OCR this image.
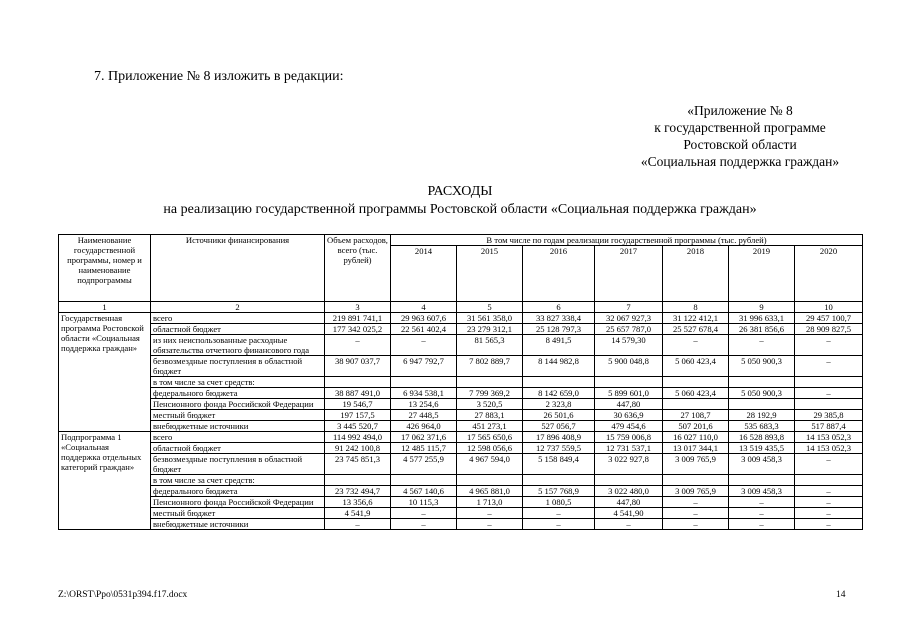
7. Приложение № 8 изложить в редакции:
«Приложение № 8
к государственной программе
Ростовской области
«Социальная поддержка граждан»
РАСХОДЫ
на реализацию государственной программы Ростовской области «Социальная поддержка граждан»
Наименование государственной программы, номер и наименование подпрограммы	Источники финансирования	Объем расходов, всего (тыс. рублей)	В том числе по годам реализации государственной программы (тыс. рублей)						
			2014	2015	2016	2017	2018	2019	2020
1	2	3	4	5	6	7	8	9	10
Государственная программа Ростовской области «Социальная поддержка граждан»	всего	219 891 741,1	29 963 607,6	31 561 358,0	33 827 338,4	32 067 927,3	31 122 412,1	31 996 633,1	29 457 100,7
	областной бюджет	177 342 025,2	22 561 402,4	23 279 312,1	25 128 797,3	25 657 787,0	25 527 678,4	26 381 856,6	28 909 827,5
	из них неиспользованные расходные обязательства отчетного финансового года	–	–	81 565,3	8 491,5	14 579,30	–	–	–
	безвозмездные поступления в областной бюджет	38 907 037,7	6 947 792,7	7 802 889,7	8 144 982,8	5 900 048,8	5 060 423,4	5 050 900,3	–
	в том числе за счет средств:								
	федерального бюджета	38 887 491,0	6 934 538,1	7 799 369,2	8 142 659,0	5 899 601,0	5 060 423,4	5 050 900,3	–
	Пенсионного фонда Российской Федерации	19 546,7	13 254,6	3 520,5	2 323,8	447,80			
	местный бюджет	197 157,5	27 448,5	27 883,1	26 501,6	30 636,9	27 108,7	28 192,9	29 385,8
	внебюджетные источники	3 445 520,7	426 964,0	451 273,1	527 056,7	479 454,6	507 201,6	535 683,3	517 887,4
Подпрограмма 1 «Социальная поддержка отдельных категорий граждан»	всего	114 992 494,0	17 062 371,6	17 565 650,6	17 896 408,9	15 759 006,8	16 027 110,0	16 528 893,8	14 153 052,3
	областной бюджет	91 242 100,8	12 485 115,7	12 598 056,6	12 737 559,5	12 731 537,1	13 017 344,1	13 519 435,5	14 153 052,3
	безвозмездные поступления в областной бюджет	23 745 851,3	4 577 255,9	4 967 594,0	5 158 849,4	3 022 927,8	3 009 765,9	3 009 458,3	–
	в том числе за счет средств:								
	федерального бюджета	23 732 494,7	4 567 140,6	4 965 881,0	5 157 768,9	3 022 480,0	3 009 765,9	3 009 458,3	–
	Пенсионного фонда Российской Федерации	13 356,6	10 115,3	1 713,0	1 080,5	447,80	–	–	–
	местный бюджет	4 541,9	–	–	–	4 541,90	–	–	–
	внебюджетные источники	–	–	–	–	–	–	–	–
Z:\ORST\Ppo\0531p394.f17.docx	14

===

**Written instruction:** Write down only how many lines in the listing contain the word "граждан".

**The answer:** 4